Directions for this task:
Will you give the material below again, every line exactly as it is?

[Records contained in a dataset]

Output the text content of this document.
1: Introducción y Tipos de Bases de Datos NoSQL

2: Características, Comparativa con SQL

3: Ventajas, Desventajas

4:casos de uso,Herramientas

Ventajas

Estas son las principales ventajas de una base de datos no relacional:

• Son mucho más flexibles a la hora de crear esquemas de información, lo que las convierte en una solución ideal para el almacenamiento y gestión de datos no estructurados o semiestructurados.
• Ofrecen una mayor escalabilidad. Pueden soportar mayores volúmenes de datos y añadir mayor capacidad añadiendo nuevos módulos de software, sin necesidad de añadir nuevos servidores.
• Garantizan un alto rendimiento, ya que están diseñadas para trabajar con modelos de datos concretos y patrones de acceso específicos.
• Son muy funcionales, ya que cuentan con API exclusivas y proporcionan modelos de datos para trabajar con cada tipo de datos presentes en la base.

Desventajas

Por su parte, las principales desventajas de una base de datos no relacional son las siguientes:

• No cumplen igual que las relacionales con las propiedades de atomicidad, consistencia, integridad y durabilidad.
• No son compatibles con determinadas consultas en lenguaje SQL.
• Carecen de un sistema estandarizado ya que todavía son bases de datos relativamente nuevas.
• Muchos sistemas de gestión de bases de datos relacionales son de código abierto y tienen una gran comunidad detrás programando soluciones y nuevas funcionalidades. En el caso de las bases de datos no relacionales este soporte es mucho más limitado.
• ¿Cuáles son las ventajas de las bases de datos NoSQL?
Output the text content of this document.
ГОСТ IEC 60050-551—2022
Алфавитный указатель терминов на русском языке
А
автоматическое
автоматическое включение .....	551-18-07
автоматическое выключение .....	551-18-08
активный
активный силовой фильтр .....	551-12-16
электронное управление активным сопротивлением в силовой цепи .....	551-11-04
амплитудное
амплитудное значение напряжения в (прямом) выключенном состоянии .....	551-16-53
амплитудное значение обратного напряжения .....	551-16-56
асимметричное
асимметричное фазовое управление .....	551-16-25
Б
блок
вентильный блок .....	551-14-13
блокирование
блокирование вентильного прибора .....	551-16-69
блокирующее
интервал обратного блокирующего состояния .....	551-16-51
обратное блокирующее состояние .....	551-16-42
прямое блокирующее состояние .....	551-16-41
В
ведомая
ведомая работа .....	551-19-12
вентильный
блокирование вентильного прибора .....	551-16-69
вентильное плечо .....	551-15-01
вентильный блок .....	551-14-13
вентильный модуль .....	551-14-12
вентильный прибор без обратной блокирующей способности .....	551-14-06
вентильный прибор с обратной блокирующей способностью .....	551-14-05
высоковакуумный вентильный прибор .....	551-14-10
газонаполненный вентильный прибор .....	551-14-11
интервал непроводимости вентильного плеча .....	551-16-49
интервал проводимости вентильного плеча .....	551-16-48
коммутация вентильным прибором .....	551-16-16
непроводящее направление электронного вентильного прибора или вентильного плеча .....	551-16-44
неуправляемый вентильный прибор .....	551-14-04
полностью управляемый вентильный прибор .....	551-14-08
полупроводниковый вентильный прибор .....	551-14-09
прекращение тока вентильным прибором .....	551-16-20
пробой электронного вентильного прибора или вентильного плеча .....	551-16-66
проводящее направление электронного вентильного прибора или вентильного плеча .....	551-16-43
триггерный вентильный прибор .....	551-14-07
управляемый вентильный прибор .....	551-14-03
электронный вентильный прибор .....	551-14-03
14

In response:
Output the text content of this document.
1: Introducción y Tipos de Bases de Datos NoSQL

2: Características, Comparativa con SQL

3: Ventajas, Desventajas

4:casos de uso,Herramientas

Ventajas

Estas son las principales ventajas de una base de datos no relacional:

• Son mucho más flexibles a la hora de crear esquemas de información, lo que las convierte en una solución ideal para el almacenamiento y gestión de datos no estructurados o semiestructurados.
• Ofrecen una mayor escalabilidad. Pueden soportar mayores volúmenes de datos y añadir mayor capacidad añadiendo nuevos módulos de software, sin necesidad de añadir nuevos servidores.
• Garantizan un alto rendimiento, ya que están diseñadas para trabajar con modelos de datos concretos y patrones de acceso específicos.
• Son muy funcionales, ya que cuentan con API exclusivas y proporcionan modelos de datos para trabajar con cada tipo de datos presentes en la base.

Desventajas

Por su parte, las principales desventajas de una base de datos no relacional son las siguientes:

• No cumplen igual que las relacionales con las propiedades de atomicidad, consistencia, integridad y durabilidad.
• No son compatibles con determinadas consultas en lenguaje SQL.
• Carecen de un sistema estandarizado ya que todavía son bases de datos relativamente nuevas.
• Muchos sistemas de gestión de bases de datos relacionales son de código abierto y tienen una gran comunidad detrás programando soluciones y nuevas funcionalidades. En el caso de las bases de datos no relacionales este soporte es mucho más limitado.
• ¿Cuáles son las ventajas de las bases de datos NoSQL?
Output the text content of this document.
ГОСТ IEC 60050-551—2022
Алфавитный указатель терминов на русском языке
А
автоматическое
автоматическое включение .....	551-18-07
автоматическое выключение .....	551-18-08
активный
активный силовой фильтр .....	551-12-16
электронное управление активным сопротивлением в силовой цепи .....	551-11-04
амплитудное
амплитудное значение напряжения в (прямом) выключенном состоянии .....	551-16-53
амплитудное значение обратного напряжения .....	551-16-56
асимметричное
асимметричное фазовое управление .....	551-16-25
Б
блок
вентильный блок .....	551-14-13
блокирование
блокирование вентильного прибора .....	551-16-69
блокирующее
интервал обратного блокирующего состояния .....	551-16-51
обратное блокирующее состояние .....	551-16-42
прямое блокирующее состояние .....	551-16-41
В
ведомая
ведомая работа .....	551-19-12
вентильный
блокирование вентильного прибора .....	551-16-69
вентильное плечо .....	551-15-01
вентильный блок .....	551-14-13
вентильный модуль .....	551-14-12
вентильный прибор без обратной блокирующей способности .....	551-14-06
вентильный прибор с обратной блокирующей способностью .....	551-14-05
высоковакуумный вентильный прибор .....	551-14-10
газонаполненный вентильный прибор .....	551-14-11
интервал непроводимости вентильного плеча .....	551-16-49
интервал проводимости вентильного плеча .....	551-16-48
коммутация вентильным прибором .....	551-16-16
непроводящее направление электронного вентильного прибора или вентильного плеча .....	551-16-44
неуправляемый вентильный прибор .....	551-14-04
полностью управляемый вентильный прибор .....	551-14-08
полупроводниковый вентильный прибор .....	551-14-09
прекращение тока вентильным прибором .....	551-16-20
пробой электронного вентильного прибора или вентильного плеча .....	551-16-66
проводящее направление электронного вентильного прибора или вентильного плеча .....	551-16-43
триггерный вентильный прибор .....	551-14-07
управляемый вентильный прибор .....	551-14-03
электронный вентильный прибор .....	551-14-03
14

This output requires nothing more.